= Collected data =
#####
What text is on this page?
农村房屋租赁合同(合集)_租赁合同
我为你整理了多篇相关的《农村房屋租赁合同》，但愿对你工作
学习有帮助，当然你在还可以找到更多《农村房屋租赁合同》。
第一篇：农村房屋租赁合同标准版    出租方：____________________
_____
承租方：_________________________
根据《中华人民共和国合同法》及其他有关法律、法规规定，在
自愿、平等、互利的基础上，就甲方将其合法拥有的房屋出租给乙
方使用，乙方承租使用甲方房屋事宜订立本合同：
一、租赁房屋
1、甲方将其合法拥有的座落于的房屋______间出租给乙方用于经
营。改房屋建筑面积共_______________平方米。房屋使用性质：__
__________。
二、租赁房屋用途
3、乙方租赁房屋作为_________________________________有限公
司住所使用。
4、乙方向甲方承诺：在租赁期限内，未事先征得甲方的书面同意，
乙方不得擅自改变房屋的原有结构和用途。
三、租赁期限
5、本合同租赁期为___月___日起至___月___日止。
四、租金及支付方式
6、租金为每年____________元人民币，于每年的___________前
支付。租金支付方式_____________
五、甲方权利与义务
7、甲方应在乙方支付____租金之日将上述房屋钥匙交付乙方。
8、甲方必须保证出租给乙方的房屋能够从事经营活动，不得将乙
#####
= Work instructions =
Write out every entry word for word.

= Result for this exercise =
What text is on this page?
农村房屋租赁合同(合集)_租赁合同
我为你整理了多篇相关的《农村房屋租赁合同》，但愿对你工作
学习有帮助，当然你在还可以找到更多《农村房屋租赁合同》。
第一篇：农村房屋租赁合同标准版    出租方：____________________
_____
承租方：_________________________
根据《中华人民共和国合同法》及其他有关法律、法规规定，在
自愿、平等、互利的基础上，就甲方将其合法拥有的房屋出租给乙
方使用，乙方承租使用甲方房屋事宜订立本合同：
一、租赁房屋
1、甲方将其合法拥有的座落于的房屋______间出租给乙方用于经
营。改房屋建筑面积共_______________平方米。房屋使用性质：__
__________。
二、租赁房屋用途
3、乙方租赁房屋作为_________________________________有限公
司住所使用。
4、乙方向甲方承诺：在租赁期限内，未事先征得甲方的书面同意，
乙方不得擅自改变房屋的原有结构和用途。
三、租赁期限
5、本合同租赁期为___月___日起至___月___日止。
四、租金及支付方式
6、租金为每年____________元人民币，于每年的___________前
支付。租金支付方式_____________
五、甲方权利与义务
7、甲方应在乙方支付____租金之日将上述房屋钥匙交付乙方。
8、甲方必须保证出租给乙方的房屋能够从事经营活动，不得将乙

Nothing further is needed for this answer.